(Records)
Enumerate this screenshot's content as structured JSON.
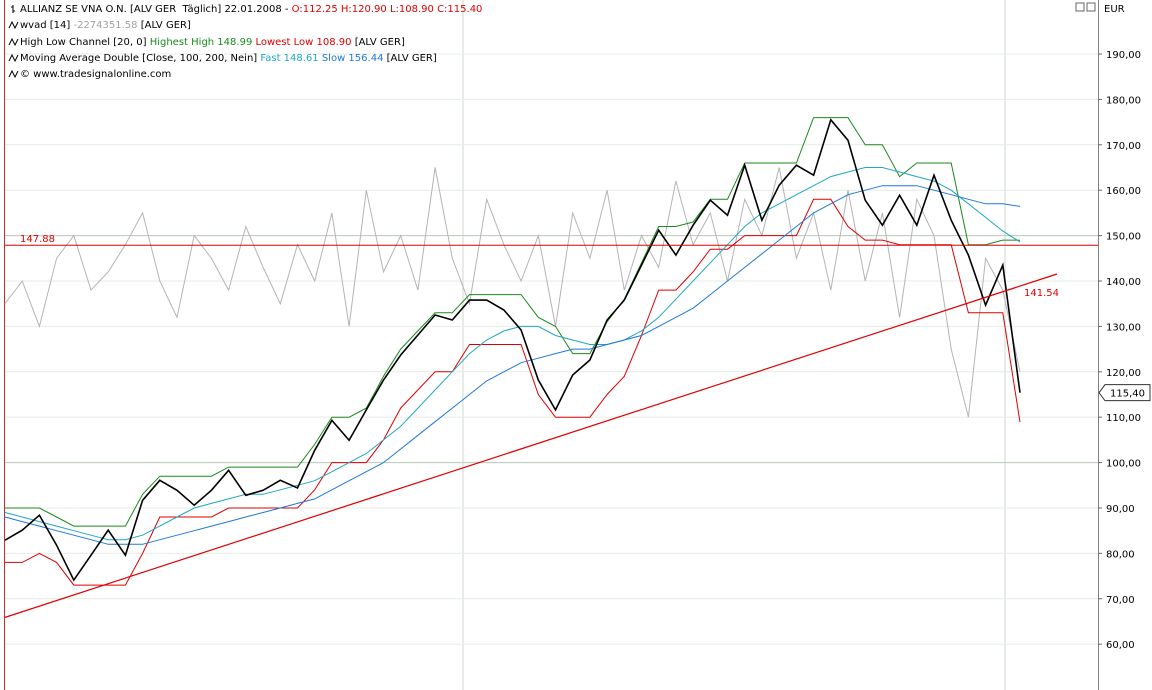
{
  "header": {
    "lines": [
      [
        {
          "text": "ALLIANZ SE VNA O.N. [ALV GER  Täglich] 22.01.2008 - ",
          "color": "#000000"
        },
        {
          "text": "O:112.25 H:120.90 L:108.90 C:115.40",
          "color": "#e00000"
        }
      ],
      [
        {
          "text": "wvad [14] ",
          "color": "#000000"
        },
        {
          "text": "-2274351.58",
          "color": "#a0a0a0"
        },
        {
          "text": " [ALV GER]",
          "color": "#000000"
        }
      ],
      [
        {
          "text": "High Low Channel [20, 0] ",
          "color": "#000000"
        },
        {
          "text": "Highest High 148.99",
          "color": "#1a8a1a"
        },
        {
          "text": " Lowest Low 108.90",
          "color": "#e00000"
        },
        {
          "text": " [ALV GER]",
          "color": "#000000"
        }
      ],
      [
        {
          "text": "Moving Average Double [Close, 100, 200, Nein] ",
          "color": "#000000"
        },
        {
          "text": "Fast 148.61",
          "color": "#20a8c0"
        },
        {
          "text": " Slow 156.44",
          "color": "#1e78d8"
        },
        {
          "text": " [ALV GER]",
          "color": "#000000"
        }
      ],
      [
        {
          "text": "© www.tradesignalonline.com",
          "color": "#000000"
        }
      ]
    ]
  },
  "chart_data": {
    "type": "line",
    "unit": "EUR",
    "ylim": [
      49.9,
      201.9
    ],
    "yticks": [
      {
        "value": 60,
        "label": "60,00"
      },
      {
        "value": 70,
        "label": "70,00"
      },
      {
        "value": 80,
        "label": "80,00"
      },
      {
        "value": 90,
        "label": "90,00"
      },
      {
        "value": 100,
        "label": "100,00"
      },
      {
        "value": 110,
        "label": "110,00"
      },
      {
        "value": 120,
        "label": "120,00"
      },
      {
        "value": 130,
        "label": "130,00"
      },
      {
        "value": 140,
        "label": "140,00"
      },
      {
        "value": 150,
        "label": "150,00"
      },
      {
        "value": 160,
        "label": "160,00"
      },
      {
        "value": 170,
        "label": "170,00"
      },
      {
        "value": 180,
        "label": "180,00"
      },
      {
        "value": 190,
        "label": "190,00"
      }
    ],
    "grid": true,
    "series": [
      {
        "name": "wvad",
        "color": "#b4b4b4",
        "values": [
          135,
          140,
          130,
          145,
          150,
          138,
          142,
          148,
          155,
          140,
          132,
          150,
          145,
          138,
          152,
          143,
          135,
          148,
          140,
          155,
          130,
          160,
          142,
          150,
          138,
          165,
          145,
          135,
          158,
          148,
          140,
          150,
          130,
          155,
          145,
          160,
          138,
          150,
          143,
          162,
          148,
          155,
          140,
          158,
          150,
          165,
          145,
          155,
          138,
          160,
          140,
          155,
          132,
          158,
          150,
          125,
          110,
          145,
          138,
          120
        ]
      },
      {
        "name": "Highest High",
        "color": "#1a8a1a",
        "values": [
          90,
          90,
          90,
          88,
          86,
          86,
          86,
          86,
          93,
          97,
          97,
          97,
          97,
          99,
          99,
          99,
          99,
          99,
          104,
          110,
          110,
          112,
          119,
          125,
          129,
          133,
          133,
          137,
          137,
          137,
          137,
          132,
          130,
          124,
          124,
          131,
          136,
          144,
          152,
          152,
          153,
          158,
          158,
          166,
          166,
          166,
          166,
          176,
          176,
          176,
          170,
          170,
          163,
          166,
          166,
          166,
          148,
          148,
          149,
          148.99
        ]
      },
      {
        "name": "Lowest Low",
        "color": "#e00000",
        "values": [
          78,
          78,
          80,
          78,
          73,
          73,
          73,
          73,
          80,
          88,
          88,
          88,
          88,
          90,
          90,
          90,
          90,
          90,
          94,
          100,
          100,
          100,
          105,
          112,
          116,
          120,
          120,
          126,
          126,
          126,
          126,
          115,
          110,
          110,
          110,
          115,
          119,
          128,
          138,
          138,
          142,
          147,
          147,
          150,
          150,
          150,
          150,
          158,
          158,
          152,
          149,
          149,
          148,
          148,
          148,
          148,
          133,
          133,
          133,
          108.9
        ]
      },
      {
        "name": "Fast",
        "color": "#20a8c0",
        "values": [
          89,
          88,
          87,
          86,
          85,
          84,
          83,
          83,
          84,
          86,
          88,
          90,
          91,
          92,
          93,
          93,
          94,
          95,
          96,
          98,
          100,
          102,
          105,
          108,
          112,
          116,
          120,
          124,
          127,
          129,
          130,
          130,
          128,
          127,
          126,
          126,
          127,
          129,
          132,
          136,
          140,
          144,
          148,
          152,
          155,
          157,
          159,
          161,
          163,
          164,
          165,
          165,
          164,
          163,
          162,
          160,
          157,
          154,
          151,
          148.61
        ]
      },
      {
        "name": "Slow",
        "color": "#1e78d8",
        "values": [
          88,
          87,
          86,
          85,
          84,
          83,
          82,
          82,
          82,
          83,
          84,
          85,
          86,
          87,
          88,
          89,
          90,
          91,
          92,
          94,
          96,
          98,
          100,
          103,
          106,
          109,
          112,
          115,
          118,
          120,
          122,
          123,
          124,
          125,
          125,
          126,
          127,
          128,
          130,
          132,
          134,
          137,
          140,
          143,
          146,
          149,
          152,
          155,
          157,
          159,
          160,
          161,
          161,
          161,
          160,
          159,
          158,
          157,
          157,
          156.44
        ]
      },
      {
        "name": "Close",
        "color": "#000000",
        "values": [
          82.9,
          85.1,
          88.4,
          81.8,
          74.1,
          79.6,
          85.1,
          79.6,
          91.7,
          96.1,
          93.9,
          90.6,
          93.9,
          98.3,
          92.8,
          93.9,
          96.1,
          94.4,
          102.7,
          109.3,
          104.9,
          111.6,
          118.2,
          123.7,
          128.1,
          132.5,
          131.4,
          135.8,
          135.8,
          133.6,
          129.2,
          118.2,
          111.6,
          119.3,
          122.6,
          131.4,
          135.8,
          143.5,
          151.2,
          145.7,
          152.3,
          157.8,
          154.5,
          165.5,
          153.4,
          161.1,
          165.5,
          163.3,
          175.5,
          171,
          157.8,
          152.3,
          158.9,
          152.3,
          163.3,
          153.4,
          145.7,
          134.7,
          143.5,
          115.4
        ]
      }
    ],
    "hline": {
      "value": 147.88,
      "label": "147.88",
      "color": "#e00000"
    },
    "trendline": {
      "start": 65.9,
      "end": 141.54,
      "label": "141.54",
      "color": "#e00000"
    },
    "last": {
      "value": 115.4,
      "label": "115,40"
    }
  }
}
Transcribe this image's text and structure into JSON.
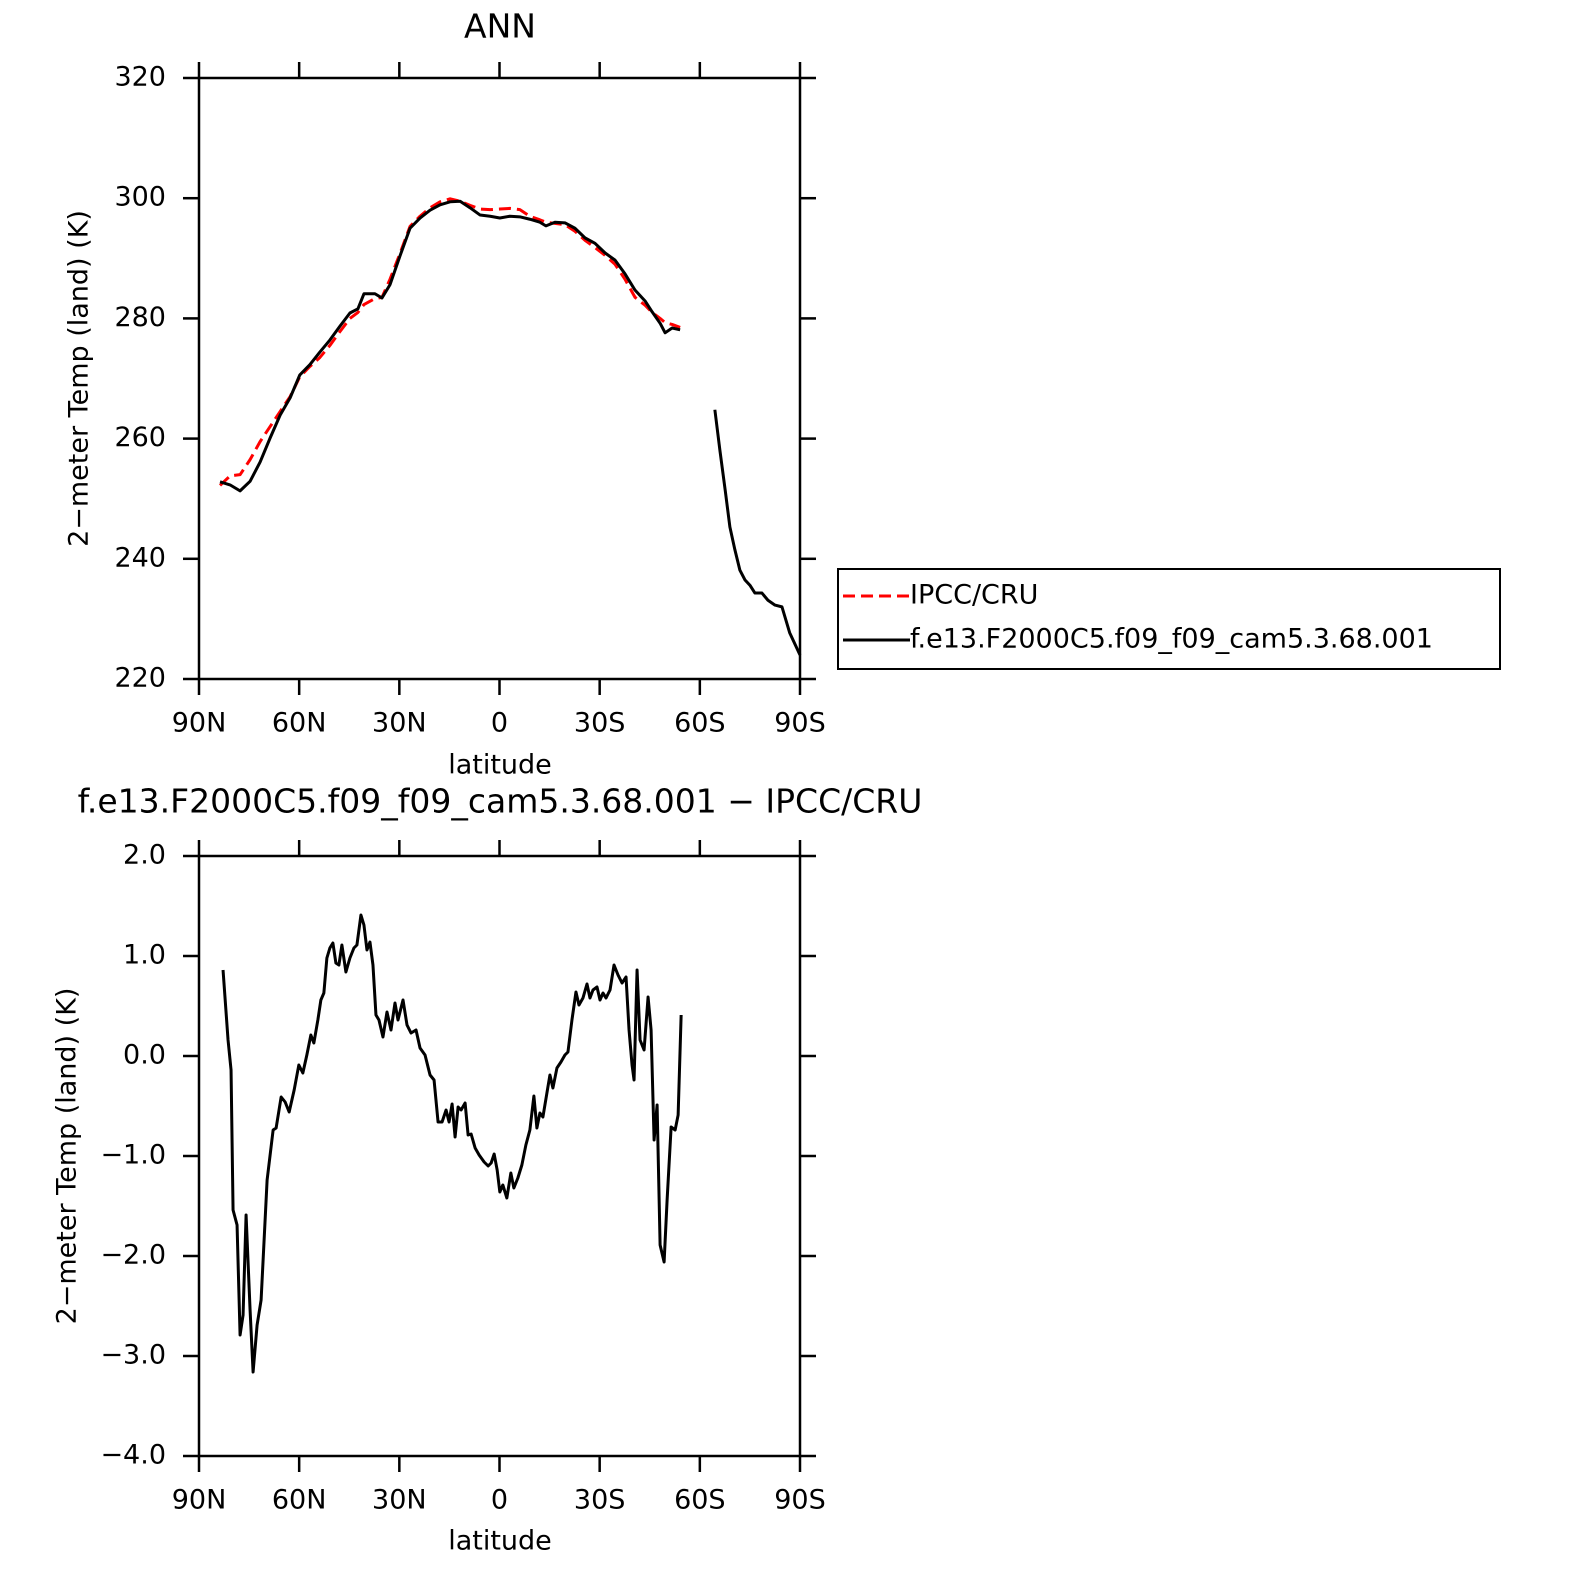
{
  "chart_data": [
    {
      "type": "line",
      "title": "ANN",
      "x_label": "latitude",
      "y_label": "2−meter Temp (land) (K)",
      "x": [
        83.7,
        80.7,
        77.7,
        74.7,
        71.7,
        68.7,
        65.7,
        62.7,
        59.8,
        56.8,
        53.8,
        50.8,
        47.8,
        44.8,
        42.4,
        40.6,
        37.3,
        35.2,
        32.8,
        29.8,
        26.8,
        23.8,
        20.8,
        17.8,
        14.8,
        11.8,
        8.8,
        5.8,
        2.8,
        -0.1,
        -3.1,
        -6.1,
        -9.1,
        -12.1,
        -13.9,
        -16.6,
        -19.6,
        -22.6,
        -25.6,
        -28.6,
        -31.6,
        -34.6,
        -37.6,
        -40.6,
        -43.6,
        -45.7,
        -48.1,
        -49.6,
        -51.7,
        -54.1,
        -60,
        -64.5,
        -66.0,
        -67.6,
        -69.0,
        -70.5,
        -72.0,
        -73.5,
        -75.0,
        -76.5,
        -78.6,
        -80.4,
        -82.5,
        -84.6,
        -86.9,
        -90
      ],
      "series": [
        {
          "name": "IPCC/CRU",
          "color": "#ff0000",
          "style": "dashed",
          "values": [
            252.2,
            253.8,
            254.0,
            256.5,
            259.5,
            262.0,
            264.5,
            267.0,
            270.3,
            272.0,
            273.5,
            275.5,
            277.8,
            280.0,
            281.0,
            282.3,
            283.3,
            283.5,
            286.5,
            290.8,
            295.3,
            297.0,
            298.4,
            299.4,
            299.9,
            299.5,
            298.8,
            298.2,
            298.1,
            298.2,
            298.3,
            298.1,
            297.0,
            296.4,
            296.0,
            295.8,
            295.6,
            294.5,
            293.0,
            291.8,
            290.5,
            289.0,
            286.5,
            283.5,
            282.2,
            281.0,
            280.0,
            279.3,
            279.0,
            278.5,
            null,
            null,
            null,
            null,
            null,
            null,
            null,
            null,
            null,
            null,
            null,
            null,
            null,
            null,
            null,
            null
          ]
        },
        {
          "name": "f.e13.F2000C5.f09_f09_cam5.3.68.001",
          "color": "#000000",
          "style": "solid",
          "values": [
            252.8,
            252.3,
            251.3,
            252.9,
            256.1,
            260.1,
            263.9,
            266.8,
            270.6,
            272.3,
            274.4,
            276.4,
            278.7,
            280.9,
            281.6,
            284.1,
            284.1,
            283.4,
            285.6,
            290.4,
            295.0,
            296.7,
            298.0,
            298.9,
            299.4,
            299.5,
            298.4,
            297.2,
            297.0,
            296.7,
            297.0,
            296.9,
            296.5,
            296.0,
            295.4,
            296.0,
            295.9,
            295.0,
            293.4,
            292.5,
            290.9,
            289.7,
            287.4,
            284.7,
            282.9,
            281.1,
            279.2,
            277.6,
            278.4,
            278.1,
            null,
            264.8,
            258.1,
            251.4,
            245.3,
            241.5,
            238.1,
            236.5,
            235.6,
            234.3,
            234.3,
            233.1,
            232.3,
            232.0,
            227.7,
            224.0
          ]
        }
      ],
      "xlim": [
        90,
        -90
      ],
      "xticks": [
        {
          "value": 90,
          "label": "90N"
        },
        {
          "value": 60,
          "label": "60N"
        },
        {
          "value": 30,
          "label": "30N"
        },
        0,
        {
          "value": -30,
          "label": "30S"
        },
        {
          "value": -60,
          "label": "60S"
        },
        {
          "value": -90,
          "label": "90S"
        }
      ],
      "ylim": [
        220,
        320
      ],
      "yticks": [
        220,
        240,
        260,
        280,
        300,
        320
      ],
      "legend": "right"
    },
    {
      "type": "line",
      "title": "f.e13.F2000C5.f09_f09_cam5.3.68.001 − IPCC/CRU",
      "x_label": "latitude",
      "y_label": "2−meter Temp (land) (K)",
      "x": [
        82.8,
        81.3,
        80.4,
        79.8,
        78.6,
        77.7,
        76.8,
        75.9,
        74.7,
        73.8,
        72.6,
        71.4,
        69.6,
        67.8,
        66.9,
        65.4,
        64.2,
        63.0,
        61.5,
        60.1,
        58.9,
        57.7,
        56.5,
        55.6,
        54.4,
        53.5,
        52.6,
        51.7,
        50.8,
        49.9,
        49.0,
        48.1,
        47.2,
        46.0,
        44.8,
        43.6,
        42.7,
        41.5,
        40.6,
        39.7,
        38.8,
        37.9,
        37.0,
        36.1,
        34.9,
        33.7,
        32.5,
        31.3,
        30.4,
        28.9,
        27.7,
        26.5,
        25.0,
        23.8,
        22.3,
        20.8,
        19.6,
        18.4,
        17.2,
        16.0,
        15.1,
        14.2,
        13.3,
        12.4,
        11.5,
        10.3,
        9.4,
        8.5,
        7.3,
        6.1,
        4.6,
        3.4,
        2.5,
        1.6,
        0.7,
        -0.1,
        -1.0,
        -2.2,
        -3.4,
        -4.3,
        -5.5,
        -6.7,
        -7.9,
        -9.1,
        -10.3,
        -11.2,
        -12.1,
        -13.0,
        -14.2,
        -15.1,
        -16.0,
        -17.2,
        -18.4,
        -19.6,
        -20.5,
        -21.7,
        -22.9,
        -23.8,
        -25.0,
        -26.2,
        -27.1,
        -28.0,
        -29.2,
        -30.1,
        -31.0,
        -31.9,
        -33.1,
        -34.3,
        -35.5,
        -36.7,
        -37.9,
        -38.8,
        -39.7,
        -40.3,
        -41.2,
        -42.1,
        -43.3,
        -44.5,
        -45.4,
        -46.3,
        -47.2,
        -48.1,
        -49.3,
        -50.2,
        -51.4,
        -52.6,
        -53.5,
        -54.4
      ],
      "series": [
        {
          "color": "#000000",
          "style": "solid",
          "values": [
            0.86,
            0.16,
            -0.14,
            -1.54,
            -1.69,
            -2.79,
            -2.59,
            -1.59,
            -2.54,
            -3.16,
            -2.69,
            -2.44,
            -1.24,
            -0.74,
            -0.72,
            -0.41,
            -0.46,
            -0.56,
            -0.34,
            -0.09,
            -0.17,
            0.01,
            0.21,
            0.13,
            0.36,
            0.56,
            0.63,
            0.98,
            1.08,
            1.13,
            0.93,
            0.91,
            1.11,
            0.84,
            0.98,
            1.08,
            1.11,
            1.41,
            1.31,
            1.06,
            1.14,
            0.91,
            0.41,
            0.36,
            0.19,
            0.44,
            0.26,
            0.53,
            0.36,
            0.56,
            0.31,
            0.23,
            0.26,
            0.08,
            0.01,
            -0.19,
            -0.24,
            -0.66,
            -0.66,
            -0.54,
            -0.66,
            -0.48,
            -0.81,
            -0.51,
            -0.54,
            -0.47,
            -0.79,
            -0.78,
            -0.92,
            -0.99,
            -1.06,
            -1.1,
            -1.07,
            -0.98,
            -1.14,
            -1.36,
            -1.29,
            -1.42,
            -1.17,
            -1.32,
            -1.22,
            -1.09,
            -0.89,
            -0.74,
            -0.4,
            -0.72,
            -0.57,
            -0.61,
            -0.37,
            -0.19,
            -0.32,
            -0.12,
            -0.06,
            0.01,
            0.04,
            0.36,
            0.64,
            0.51,
            0.58,
            0.72,
            0.58,
            0.66,
            0.69,
            0.56,
            0.63,
            0.58,
            0.66,
            0.91,
            0.81,
            0.73,
            0.79,
            0.26,
            -0.09,
            -0.24,
            0.86,
            0.16,
            0.06,
            0.59,
            0.26,
            -0.84,
            -0.49,
            -1.89,
            -2.06,
            -1.44,
            -0.71,
            -0.74,
            -0.59,
            0.41
          ]
        }
      ],
      "xlim": [
        90,
        -90
      ],
      "xticks": [
        {
          "value": 90,
          "label": "90N"
        },
        {
          "value": 60,
          "label": "60N"
        },
        {
          "value": 30,
          "label": "30N"
        },
        0,
        {
          "value": -30,
          "label": "30S"
        },
        {
          "value": -60,
          "label": "60S"
        },
        {
          "value": -90,
          "label": "90S"
        }
      ],
      "ylim": [
        -4,
        2
      ],
      "yticks": [
        {
          "value": -4,
          "label": "−4.0"
        },
        {
          "value": -3,
          "label": "−3.0"
        },
        {
          "value": -2,
          "label": "−2.0"
        },
        {
          "value": -1,
          "label": "−1.0"
        },
        {
          "value": 0,
          "label": "0.0"
        },
        {
          "value": 1,
          "label": "1.0"
        },
        {
          "value": 2,
          "label": "2.0"
        }
      ]
    }
  ]
}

_GIVEN EXERCISE:_ Reply with the number of lines in the material above that contain "IPCC", and nothing more.

_ANSWER FOR THIS EXERCISE:_ 2